## Problem statement
The required output is a single number: how many lines of the material contain the string "Marzo".

[Recorded data]
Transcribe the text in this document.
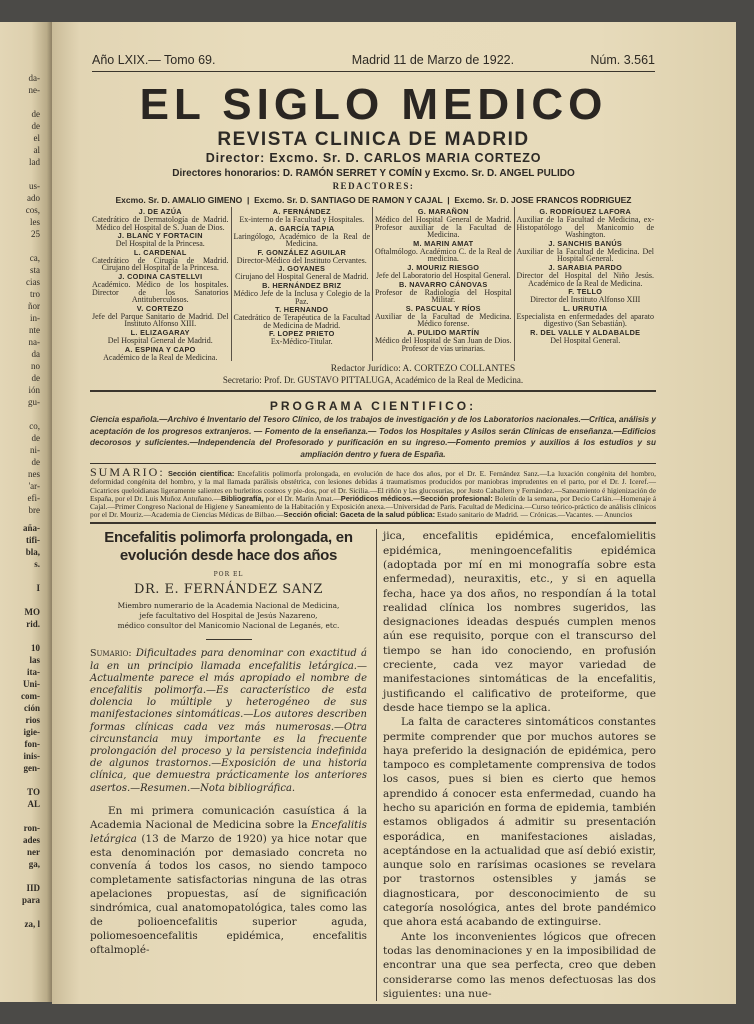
da-
ne-
de
de
el
al
lad
us-
ado
cos,
les
25
ca,
sta
cias
tro
ñor
in-
nte
na-
da
no
de
ión
gu-
co,
de
ni-
de
nes
'ar-
efi-
bre
aña-
tifi-
bla,
s.
I
MO
rid.
10
las
ita-
Uni-
com-
ción
rios
igie-
fon-
inis-
gen-
TO
AL
ron-
ades
ner
ga,
IID
para
za, l
Año LXIX.— Tomo 69.	Madrid 11 de Marzo de 1922.	Núm. 3.561
EL SIGLO MEDICO
REVISTA CLINICA DE MADRID
Director: Excmo. Sr. D. CARLOS MARIA CORTEZO
Directores honorarios: D. RAMÓN SERRET Y COMÍN y Excmo. Sr. D. ANGEL PULIDO
REDACTORES:
Excmo. Sr. D. AMALIO GIMENO  |  Excmo. Sr. D. SANTIAGO DE RAMON Y CAJAL  |  Excmo. Sr. D. JOSE FRANCOS RODRIGUEZ
J. DE AZÚA
Catedrático de Dermatología de Madrid. Médico del Hospital de S. Juan de Dios.
J. BLANC Y FORTACIN
Del Hospital de la Princesa.
L. CARDENAL
Catedrático de Cirugía de Madrid. Cirujano del Hospital de la Princesa.
J. CODINA CASTELLVI
Académico. Médico de los hospitales. Director de los Sanatorios Antituberculosos.
V. CORTEZO
Jefe del Parque Sanitario de Madrid. Del Instituto Alfonso XIII.
L. ELIZAGARAY
Del Hospital General de Madrid.
A. ESPINA Y CAPO
Académico de la Real de Medicina.
A. FERNÁNDEZ
Ex-interno de la Facultad y Hospitales.
A. GARCÍA TAPIA
Laringólogo, Académico de la Real de Medicina.
F. GONZÁLEZ AGUILAR
Director-Médico del Instituto Cervantes.
J. GOYANES
Cirujano del Hospital General de Madrid.
B. HERNÁNDEZ BRIZ
Médico Jefe de la Inclusa y Colegio de la Paz.
T. HERNANDO
Catedrático de Terapéutica de la Facultad de Medicina de Madrid.
F. LOPEZ PRIETO
Ex-Médico-Titular.
G. MARAÑON
Médico del Hospital General de Madrid. Profesor auxiliar de la Facultad de Medicina.
M. MARIN AMAT
Oftalmólogo. Académico C. de la Real de medicina.
J. MOURIZ RIESGO
Jefe del Laboratorio del Hospital General.
B. NAVARRO CÁNOVAS
Profesor de Radiología del Hospital Militar.
S. PASCUAL Y RÍOS
Auxiliar de la Facultad de Medicina. Médico forense.
A. PULIDO MARTÍN
Médico del Hospital de San Juan de Dios. Profesor de vías urinarias.
G. RODRÍGUEZ LAFORA
Auxiliar de la Facultad de Medicina, ex-Histopatólogo del Manicomio de Washington.
J. SANCHIS BANÚS
Auxiliar de la Facultad de Medicina. Del Hospital General.
J. SARABIA PARDO
Director del Hospital del Niño Jesús. Académico de la Real de Medicina.
F. TELLO
Director del Instituto Alfonso XIII
L. URRUTIA
Especialista en enfermedades del aparato digestivo (San Sebastián).
R. DEL VALLE Y ALDABALDE
Del Hospital General.
Redactor Jurídico: A. CORTEZO COLLANTES
Secretario: Prof. Dr. GUSTAVO PITTALUGA, Académico de la Real de Medicina.
PROGRAMA CIENTIFICO:
Ciencia española.—Archivo é Inventario del Tesoro Clínico, de los trabajos de investigación y de los Laboratorios nacionales.—Crítica, análisis y aceptación de los progresos extranjeros. — Fomento de la enseñanza.— Todos los Hospitales y Asilos serán Clínicas de enseñanza.—Edificios decorosos y suficientes.—Independencia del Profesorado y purificación en su ingreso.—Fomento premios y auxilios á los estudios y su ampliación dentro y fuera de España.
SUMARIO: Sección científica: Encefalitis polimorfa prolongada, en evolución de hace dos años, por el Dr. E. Fernández Sanz.—La luxación congénita del hombro, deformidad congénita del hombro, y la mal llamada parálisis obstétrica, con lesiones debidas á traumatismos producidos por maniobras imprudentes en el parto, por el Dr. J. Iceref.—Cicatrices queloidianas ligeramente salientes en burletitos costeos y pie-dos, por el Dr. Sicilia.—El riñón y las glucosurias, por Justo Caballero y Fernández.—Saneamiento é higienización de España, por el Dr. Luis Muñoz Antuñano.—Bibliografía, por el Dr. Marín Amat.—Periódicos médicos.—Sección profesional: Boletín de la semana, por Decio Carlán.—Homenaje á Cajal.—Primer Congreso Nacional de Higiene y Saneamiento de la Habitación y Exposición anexa.—Universidad de París. Facultad de Medicina.—Curso teórico-práctico de análisis clínicos por el Dr. Mouriz.—Academia de Ciencias Médicas de Bilbao.—Sección oficial: Gaceta de la salud pública: Estado sanitario de Madrid. — Crónicas.—Vacantes. — Anuncios
Encefalitis polimorfa prolongada, en evolución desde hace dos años
POR EL
DR. E. FERNÁNDEZ SANZ
Miembro numerario de la Academia Nacional de Medicina,
jefe facultativo del Hospital de Jesús Nazareno,
médico consultor del Manicomio Nacional de Leganés, etc.
Sumario: Dificultades para denominar con exactitud á la en un principio llamada encefalitis letárgica.—Actualmente parece el más apropiado el nombre de encefalitis polimorfa.—Es característico de esta dolencia lo múltiple y heterogéneo de sus manifestaciones sintomáticas.—Los autores describen formas clínicas cada vez más numerosas.—Otra circunstancia muy importante es la frecuente prolongación del proceso y la persistencia indefinida de algunos trastornos.—Exposición de una historia clínica, que demuestra prácticamente los anteriores asertos.—Resumen.—Nota bibliográfica.

En mi primera comunicación casuística á la Academia Nacional de Medicina sobre la Encefalitis letárgica (13 de Marzo de 1920) ya hice notar que esta denominación por demasiado concreta no convenía á todos los casos, no siendo tampoco completamente satisfactorias ninguna de las otras apelaciones propuestas, así de significación sindrómica, cual anatomopatológica, tales como las de polioencefalitis superior aguda, poliomesoencefalitis epidémica, encefalitis oftalmoplé-

jica, encefalitis epidémica, encefalomielitis epidémica, meningoencefalitis epidémica (adoptada por mí en mi monografía sobre esta enfermedad), neuraxitis, etc., y si en aquella fecha, hace ya dos años, no respondían á la total realidad clínica los nombres sugeridos, las designaciones ideadas después cumplen menos aún ese requisito, porque con el transcurso del tiempo se han ido conociendo, en profusión creciente, cada vez mayor variedad de manifestaciones sintomáticas de la encefalitis, justificando el calificativo de proteiforme, que desde hace tiempo se la aplica.

La falta de caracteres sintomáticos constantes permite comprender que por muchos autores se haya preferido la designación de epidémica, pero tampoco es completamente comprensiva de todos los casos, pues si bien es cierto que hemos aprendido á conocer esta enfermedad, cuando ha hecho su aparición en forma de epidemia, también estamos obligados á admitir su presentación esporádica, en manifestaciones aisladas, aceptándose en la actualidad que así debió existir, aunque solo en rarísimas ocasiones se revelara por trastornos ostensibles y jamás se diagnosticara, por desconocimiento de su categoría nosológica, antes del brote pandémico que ahora está acabando de extinguirse.

Ante los inconvenientes lógicos que ofrecen todas las denominaciones y en la imposibilidad de encontrar una que sea perfecta, creo que deben considerarse como las menos defectuosas las dos siguientes: una nue-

## Correct result
2